**Given exercise:** Among the lines below, how many carry the string "this"? Reply with a number and nothing else.

[Saved entries]
§ §

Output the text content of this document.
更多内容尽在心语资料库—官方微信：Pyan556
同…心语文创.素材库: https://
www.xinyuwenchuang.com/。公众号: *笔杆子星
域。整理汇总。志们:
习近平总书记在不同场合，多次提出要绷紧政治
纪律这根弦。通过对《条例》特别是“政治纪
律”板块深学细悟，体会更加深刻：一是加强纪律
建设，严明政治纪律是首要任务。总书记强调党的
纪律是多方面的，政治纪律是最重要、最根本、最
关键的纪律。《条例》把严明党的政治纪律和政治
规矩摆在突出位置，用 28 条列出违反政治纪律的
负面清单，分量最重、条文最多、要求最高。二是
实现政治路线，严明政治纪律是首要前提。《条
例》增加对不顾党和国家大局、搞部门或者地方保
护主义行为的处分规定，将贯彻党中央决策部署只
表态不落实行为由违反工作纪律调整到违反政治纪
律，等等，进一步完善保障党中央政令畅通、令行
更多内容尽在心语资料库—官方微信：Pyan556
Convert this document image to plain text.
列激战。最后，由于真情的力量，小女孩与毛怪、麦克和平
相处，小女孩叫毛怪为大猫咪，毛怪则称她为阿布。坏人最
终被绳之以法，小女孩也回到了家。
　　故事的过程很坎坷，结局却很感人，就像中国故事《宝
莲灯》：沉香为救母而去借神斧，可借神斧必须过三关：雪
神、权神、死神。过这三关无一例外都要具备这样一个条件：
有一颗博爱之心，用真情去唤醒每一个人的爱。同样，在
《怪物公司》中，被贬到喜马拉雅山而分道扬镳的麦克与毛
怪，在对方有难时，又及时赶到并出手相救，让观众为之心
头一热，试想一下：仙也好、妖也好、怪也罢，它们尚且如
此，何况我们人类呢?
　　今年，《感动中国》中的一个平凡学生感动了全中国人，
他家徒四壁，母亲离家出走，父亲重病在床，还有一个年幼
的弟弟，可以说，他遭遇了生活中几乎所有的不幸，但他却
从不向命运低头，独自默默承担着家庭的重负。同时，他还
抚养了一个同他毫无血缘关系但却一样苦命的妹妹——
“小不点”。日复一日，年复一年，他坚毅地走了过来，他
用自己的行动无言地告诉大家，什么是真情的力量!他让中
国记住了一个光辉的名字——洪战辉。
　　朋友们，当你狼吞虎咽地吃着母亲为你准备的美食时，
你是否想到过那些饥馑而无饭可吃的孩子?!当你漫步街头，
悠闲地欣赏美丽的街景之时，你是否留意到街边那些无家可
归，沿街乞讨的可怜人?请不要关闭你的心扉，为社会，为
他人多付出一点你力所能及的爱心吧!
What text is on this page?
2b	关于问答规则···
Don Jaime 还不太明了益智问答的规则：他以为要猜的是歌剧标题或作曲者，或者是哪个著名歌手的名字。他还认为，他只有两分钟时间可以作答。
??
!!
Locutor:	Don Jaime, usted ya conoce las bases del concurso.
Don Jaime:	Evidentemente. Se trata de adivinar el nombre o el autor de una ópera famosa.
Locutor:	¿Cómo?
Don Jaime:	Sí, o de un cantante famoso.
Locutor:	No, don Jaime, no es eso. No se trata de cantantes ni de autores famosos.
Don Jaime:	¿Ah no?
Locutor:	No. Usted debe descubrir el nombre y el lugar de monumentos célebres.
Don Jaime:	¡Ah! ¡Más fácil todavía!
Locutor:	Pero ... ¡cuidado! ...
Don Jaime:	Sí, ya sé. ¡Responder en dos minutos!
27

§ §

**Solved exercise:** 3